— START DATA SECTION —
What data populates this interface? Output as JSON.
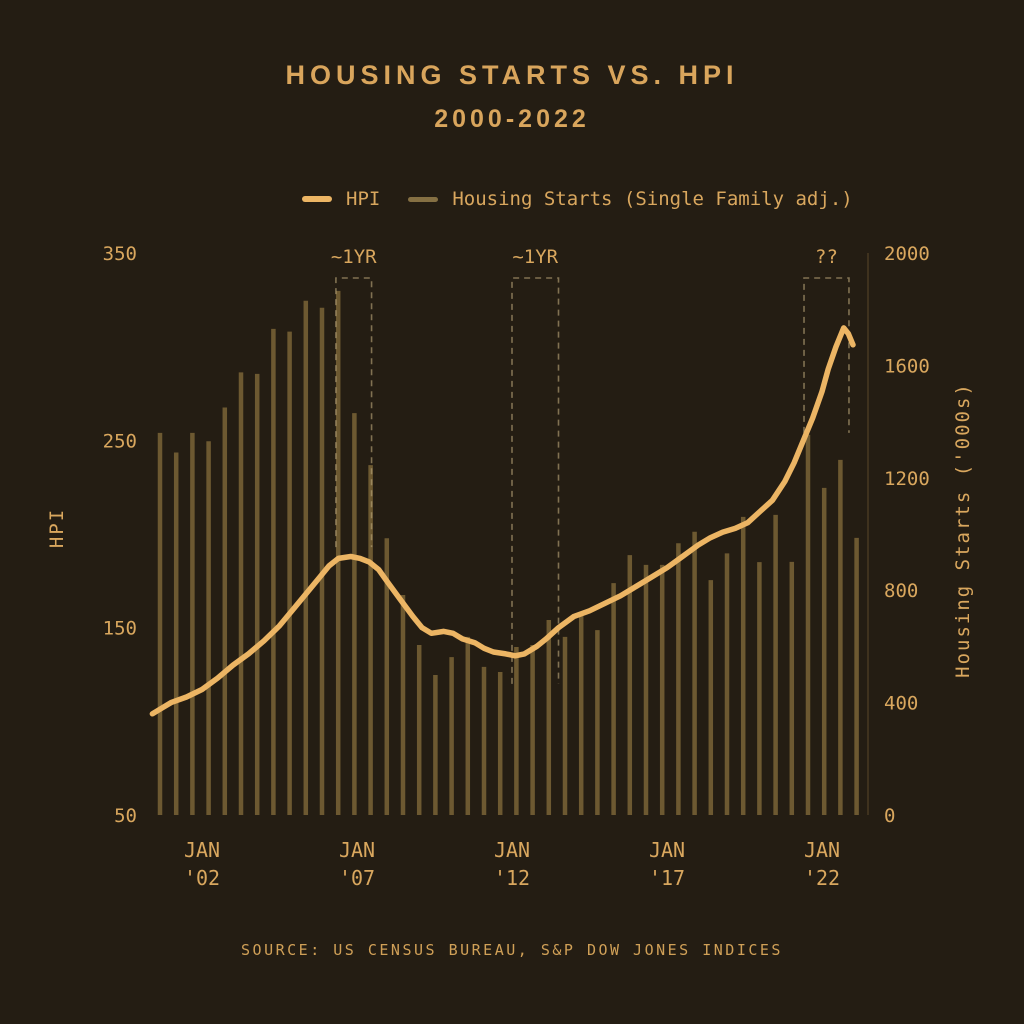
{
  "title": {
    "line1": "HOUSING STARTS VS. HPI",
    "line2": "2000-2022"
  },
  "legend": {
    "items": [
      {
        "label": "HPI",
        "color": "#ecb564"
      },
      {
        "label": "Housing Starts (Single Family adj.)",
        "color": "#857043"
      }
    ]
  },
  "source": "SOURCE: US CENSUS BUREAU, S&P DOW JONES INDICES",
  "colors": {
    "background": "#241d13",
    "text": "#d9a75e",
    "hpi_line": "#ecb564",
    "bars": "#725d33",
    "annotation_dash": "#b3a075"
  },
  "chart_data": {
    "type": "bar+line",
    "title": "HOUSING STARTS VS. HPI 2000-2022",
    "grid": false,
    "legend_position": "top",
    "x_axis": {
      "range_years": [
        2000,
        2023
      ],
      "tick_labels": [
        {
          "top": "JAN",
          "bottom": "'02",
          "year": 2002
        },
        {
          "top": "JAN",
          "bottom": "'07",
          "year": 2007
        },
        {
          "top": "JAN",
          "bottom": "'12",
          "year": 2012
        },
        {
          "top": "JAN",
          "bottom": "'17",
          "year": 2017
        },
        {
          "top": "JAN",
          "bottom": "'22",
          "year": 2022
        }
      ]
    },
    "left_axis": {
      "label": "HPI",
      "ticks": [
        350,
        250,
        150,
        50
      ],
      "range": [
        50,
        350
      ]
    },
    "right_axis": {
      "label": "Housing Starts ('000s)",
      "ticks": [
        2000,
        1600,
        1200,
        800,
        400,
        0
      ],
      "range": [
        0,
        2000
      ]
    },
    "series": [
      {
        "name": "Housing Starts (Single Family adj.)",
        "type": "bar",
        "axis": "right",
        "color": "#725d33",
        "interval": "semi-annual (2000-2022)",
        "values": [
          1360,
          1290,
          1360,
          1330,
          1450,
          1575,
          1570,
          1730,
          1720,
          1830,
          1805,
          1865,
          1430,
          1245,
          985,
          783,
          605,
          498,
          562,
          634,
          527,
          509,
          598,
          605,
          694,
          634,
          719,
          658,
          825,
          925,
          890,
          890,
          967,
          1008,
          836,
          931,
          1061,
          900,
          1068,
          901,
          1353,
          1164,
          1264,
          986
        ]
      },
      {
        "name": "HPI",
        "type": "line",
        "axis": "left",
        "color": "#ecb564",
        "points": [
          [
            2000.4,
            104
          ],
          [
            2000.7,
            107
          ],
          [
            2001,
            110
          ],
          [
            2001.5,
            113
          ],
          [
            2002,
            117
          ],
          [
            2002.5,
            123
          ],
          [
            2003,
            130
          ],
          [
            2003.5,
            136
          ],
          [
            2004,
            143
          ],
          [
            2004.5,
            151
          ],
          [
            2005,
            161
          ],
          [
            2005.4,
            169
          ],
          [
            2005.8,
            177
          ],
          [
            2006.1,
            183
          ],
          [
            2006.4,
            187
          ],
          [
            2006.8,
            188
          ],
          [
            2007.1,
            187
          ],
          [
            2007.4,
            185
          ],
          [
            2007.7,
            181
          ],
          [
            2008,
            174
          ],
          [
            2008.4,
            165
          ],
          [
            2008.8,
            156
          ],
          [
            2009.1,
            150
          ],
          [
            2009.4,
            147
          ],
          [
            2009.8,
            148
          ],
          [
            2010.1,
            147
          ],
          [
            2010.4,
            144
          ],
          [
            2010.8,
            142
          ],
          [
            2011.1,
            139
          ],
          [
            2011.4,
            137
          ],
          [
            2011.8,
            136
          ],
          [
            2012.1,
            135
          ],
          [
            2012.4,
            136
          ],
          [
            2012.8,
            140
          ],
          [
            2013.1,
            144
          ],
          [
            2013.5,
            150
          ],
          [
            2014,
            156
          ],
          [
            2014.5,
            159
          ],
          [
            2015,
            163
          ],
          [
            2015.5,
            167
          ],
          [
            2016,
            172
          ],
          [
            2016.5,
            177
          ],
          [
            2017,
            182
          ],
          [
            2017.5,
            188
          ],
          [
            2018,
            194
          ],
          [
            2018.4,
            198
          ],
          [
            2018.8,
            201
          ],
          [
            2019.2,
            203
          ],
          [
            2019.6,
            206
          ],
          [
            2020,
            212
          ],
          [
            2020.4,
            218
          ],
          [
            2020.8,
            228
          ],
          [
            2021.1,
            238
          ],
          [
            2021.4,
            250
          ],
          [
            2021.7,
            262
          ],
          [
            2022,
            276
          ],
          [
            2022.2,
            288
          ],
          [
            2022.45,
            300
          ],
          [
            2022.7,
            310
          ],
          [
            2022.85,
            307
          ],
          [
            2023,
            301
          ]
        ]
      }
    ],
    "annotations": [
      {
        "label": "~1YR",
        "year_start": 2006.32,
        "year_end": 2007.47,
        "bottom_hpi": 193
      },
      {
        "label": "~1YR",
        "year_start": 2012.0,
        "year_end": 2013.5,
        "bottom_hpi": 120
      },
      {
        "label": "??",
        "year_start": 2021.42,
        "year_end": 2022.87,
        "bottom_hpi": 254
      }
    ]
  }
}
— END DATA SECTION —
▶ [EXERCISE] Transcribe all of the records above character for character. Exclude the pictures.

▶ [TASK ANSWER]
What data populates this interface? Output as JSON.
{
  "title": {
    "line1": "HOUSING STARTS VS. HPI",
    "line2": "2000-2022"
  },
  "legend": {
    "items": [
      {
        "label": "HPI",
        "color": "#ecb564"
      },
      {
        "label": "Housing Starts (Single Family adj.)",
        "color": "#857043"
      }
    ]
  },
  "source": "SOURCE: US CENSUS BUREAU, S&P DOW JONES INDICES",
  "colors": {
    "background": "#241d13",
    "text": "#d9a75e",
    "hpi_line": "#ecb564",
    "bars": "#725d33",
    "annotation_dash": "#b3a075"
  },
  "chart_data": {
    "type": "bar+line",
    "title": "HOUSING STARTS VS. HPI 2000-2022",
    "grid": false,
    "legend_position": "top",
    "x_axis": {
      "range_years": [
        2000,
        2023
      ],
      "tick_labels": [
        {
          "top": "JAN",
          "bottom": "'02",
          "year": 2002
        },
        {
          "top": "JAN",
          "bottom": "'07",
          "year": 2007
        },
        {
          "top": "JAN",
          "bottom": "'12",
          "year": 2012
        },
        {
          "top": "JAN",
          "bottom": "'17",
          "year": 2017
        },
        {
          "top": "JAN",
          "bottom": "'22",
          "year": 2022
        }
      ]
    },
    "left_axis": {
      "label": "HPI",
      "ticks": [
        350,
        250,
        150,
        50
      ],
      "range": [
        50,
        350
      ]
    },
    "right_axis": {
      "label": "Housing Starts ('000s)",
      "ticks": [
        2000,
        1600,
        1200,
        800,
        400,
        0
      ],
      "range": [
        0,
        2000
      ]
    },
    "series": [
      {
        "name": "Housing Starts (Single Family adj.)",
        "type": "bar",
        "axis": "right",
        "color": "#725d33",
        "interval": "semi-annual (2000-2022)",
        "values": [
          1360,
          1290,
          1360,
          1330,
          1450,
          1575,
          1570,
          1730,
          1720,
          1830,
          1805,
          1865,
          1430,
          1245,
          985,
          783,
          605,
          498,
          562,
          634,
          527,
          509,
          598,
          605,
          694,
          634,
          719,
          658,
          825,
          925,
          890,
          890,
          967,
          1008,
          836,
          931,
          1061,
          900,
          1068,
          901,
          1353,
          1164,
          1264,
          986
        ]
      },
      {
        "name": "HPI",
        "type": "line",
        "axis": "left",
        "color": "#ecb564",
        "points": [
          [
            2000.4,
            104
          ],
          [
            2000.7,
            107
          ],
          [
            2001,
            110
          ],
          [
            2001.5,
            113
          ],
          [
            2002,
            117
          ],
          [
            2002.5,
            123
          ],
          [
            2003,
            130
          ],
          [
            2003.5,
            136
          ],
          [
            2004,
            143
          ],
          [
            2004.5,
            151
          ],
          [
            2005,
            161
          ],
          [
            2005.4,
            169
          ],
          [
            2005.8,
            177
          ],
          [
            2006.1,
            183
          ],
          [
            2006.4,
            187
          ],
          [
            2006.8,
            188
          ],
          [
            2007.1,
            187
          ],
          [
            2007.4,
            185
          ],
          [
            2007.7,
            181
          ],
          [
            2008,
            174
          ],
          [
            2008.4,
            165
          ],
          [
            2008.8,
            156
          ],
          [
            2009.1,
            150
          ],
          [
            2009.4,
            147
          ],
          [
            2009.8,
            148
          ],
          [
            2010.1,
            147
          ],
          [
            2010.4,
            144
          ],
          [
            2010.8,
            142
          ],
          [
            2011.1,
            139
          ],
          [
            2011.4,
            137
          ],
          [
            2011.8,
            136
          ],
          [
            2012.1,
            135
          ],
          [
            2012.4,
            136
          ],
          [
            2012.8,
            140
          ],
          [
            2013.1,
            144
          ],
          [
            2013.5,
            150
          ],
          [
            2014,
            156
          ],
          [
            2014.5,
            159
          ],
          [
            2015,
            163
          ],
          [
            2015.5,
            167
          ],
          [
            2016,
            172
          ],
          [
            2016.5,
            177
          ],
          [
            2017,
            182
          ],
          [
            2017.5,
            188
          ],
          [
            2018,
            194
          ],
          [
            2018.4,
            198
          ],
          [
            2018.8,
            201
          ],
          [
            2019.2,
            203
          ],
          [
            2019.6,
            206
          ],
          [
            2020,
            212
          ],
          [
            2020.4,
            218
          ],
          [
            2020.8,
            228
          ],
          [
            2021.1,
            238
          ],
          [
            2021.4,
            250
          ],
          [
            2021.7,
            262
          ],
          [
            2022,
            276
          ],
          [
            2022.2,
            288
          ],
          [
            2022.45,
            300
          ],
          [
            2022.7,
            310
          ],
          [
            2022.85,
            307
          ],
          [
            2023,
            301
          ]
        ]
      }
    ],
    "annotations": [
      {
        "label": "~1YR",
        "year_start": 2006.32,
        "year_end": 2007.47,
        "bottom_hpi": 193
      },
      {
        "label": "~1YR",
        "year_start": 2012.0,
        "year_end": 2013.5,
        "bottom_hpi": 120
      },
      {
        "label": "??",
        "year_start": 2021.42,
        "year_end": 2022.87,
        "bottom_hpi": 254
      }
    ]
  }
}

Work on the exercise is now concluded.